— start —

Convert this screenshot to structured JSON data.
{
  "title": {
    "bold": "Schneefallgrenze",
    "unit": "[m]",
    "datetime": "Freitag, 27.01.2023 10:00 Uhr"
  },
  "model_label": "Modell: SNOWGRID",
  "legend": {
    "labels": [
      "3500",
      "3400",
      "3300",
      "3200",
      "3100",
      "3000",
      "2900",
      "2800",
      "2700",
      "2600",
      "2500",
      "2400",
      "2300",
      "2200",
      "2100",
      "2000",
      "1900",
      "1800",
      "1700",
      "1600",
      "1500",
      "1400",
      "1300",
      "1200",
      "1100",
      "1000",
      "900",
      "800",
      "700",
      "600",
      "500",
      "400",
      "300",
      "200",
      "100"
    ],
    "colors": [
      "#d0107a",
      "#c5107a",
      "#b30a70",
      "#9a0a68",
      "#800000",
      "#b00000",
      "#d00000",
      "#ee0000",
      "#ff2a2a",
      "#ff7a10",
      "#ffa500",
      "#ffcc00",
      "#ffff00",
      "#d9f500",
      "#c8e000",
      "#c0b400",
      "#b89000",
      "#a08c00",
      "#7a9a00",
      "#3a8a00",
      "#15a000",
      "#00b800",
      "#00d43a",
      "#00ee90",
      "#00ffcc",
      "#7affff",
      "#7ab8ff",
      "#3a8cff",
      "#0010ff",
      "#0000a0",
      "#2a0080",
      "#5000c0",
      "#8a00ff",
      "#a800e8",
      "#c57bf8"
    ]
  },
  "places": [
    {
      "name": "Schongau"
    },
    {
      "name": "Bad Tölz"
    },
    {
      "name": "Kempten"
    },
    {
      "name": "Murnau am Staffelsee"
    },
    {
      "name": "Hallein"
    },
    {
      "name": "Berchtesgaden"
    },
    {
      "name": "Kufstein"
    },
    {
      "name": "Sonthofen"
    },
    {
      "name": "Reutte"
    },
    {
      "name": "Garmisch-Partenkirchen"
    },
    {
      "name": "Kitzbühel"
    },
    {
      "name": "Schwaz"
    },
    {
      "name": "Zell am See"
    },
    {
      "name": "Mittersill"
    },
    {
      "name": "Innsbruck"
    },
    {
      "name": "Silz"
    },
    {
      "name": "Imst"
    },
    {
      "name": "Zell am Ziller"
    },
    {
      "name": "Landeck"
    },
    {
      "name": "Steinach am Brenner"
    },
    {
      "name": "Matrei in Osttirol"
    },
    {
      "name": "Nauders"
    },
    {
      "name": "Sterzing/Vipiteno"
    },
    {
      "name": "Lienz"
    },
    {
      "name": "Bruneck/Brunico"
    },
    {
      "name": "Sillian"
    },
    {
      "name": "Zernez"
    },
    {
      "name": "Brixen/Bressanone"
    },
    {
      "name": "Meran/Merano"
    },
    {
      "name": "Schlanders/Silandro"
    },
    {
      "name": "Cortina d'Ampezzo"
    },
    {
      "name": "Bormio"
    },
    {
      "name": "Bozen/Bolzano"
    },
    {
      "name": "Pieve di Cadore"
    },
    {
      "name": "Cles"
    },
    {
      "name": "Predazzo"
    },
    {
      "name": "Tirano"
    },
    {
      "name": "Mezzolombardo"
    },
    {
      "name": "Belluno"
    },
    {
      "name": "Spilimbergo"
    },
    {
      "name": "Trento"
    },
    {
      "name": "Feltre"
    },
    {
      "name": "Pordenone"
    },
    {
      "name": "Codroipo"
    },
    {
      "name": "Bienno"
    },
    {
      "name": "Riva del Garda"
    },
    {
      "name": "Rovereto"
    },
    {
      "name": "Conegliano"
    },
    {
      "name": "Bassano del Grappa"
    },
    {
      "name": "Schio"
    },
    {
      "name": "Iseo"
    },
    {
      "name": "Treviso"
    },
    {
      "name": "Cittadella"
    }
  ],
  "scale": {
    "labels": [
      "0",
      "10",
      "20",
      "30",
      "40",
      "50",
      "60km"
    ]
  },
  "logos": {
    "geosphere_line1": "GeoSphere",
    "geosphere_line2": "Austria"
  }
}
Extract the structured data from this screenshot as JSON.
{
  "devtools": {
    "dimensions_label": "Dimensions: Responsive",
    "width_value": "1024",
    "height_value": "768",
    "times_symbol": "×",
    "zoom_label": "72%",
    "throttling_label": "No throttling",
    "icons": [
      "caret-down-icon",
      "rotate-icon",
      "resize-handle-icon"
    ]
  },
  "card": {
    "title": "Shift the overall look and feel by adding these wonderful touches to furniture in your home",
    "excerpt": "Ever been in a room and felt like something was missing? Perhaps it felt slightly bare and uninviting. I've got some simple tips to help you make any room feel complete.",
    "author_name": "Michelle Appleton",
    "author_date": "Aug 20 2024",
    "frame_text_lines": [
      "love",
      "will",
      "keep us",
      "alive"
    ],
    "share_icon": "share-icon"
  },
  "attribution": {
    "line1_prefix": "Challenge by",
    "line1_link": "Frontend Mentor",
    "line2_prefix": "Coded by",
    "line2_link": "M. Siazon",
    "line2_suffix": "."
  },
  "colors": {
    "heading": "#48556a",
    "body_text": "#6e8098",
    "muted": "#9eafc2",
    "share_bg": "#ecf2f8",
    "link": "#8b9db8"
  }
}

— end —

Objective: Of the lines in the data, how many contain the word "this"? Provide the number and nothing further.

Exercise solution: 2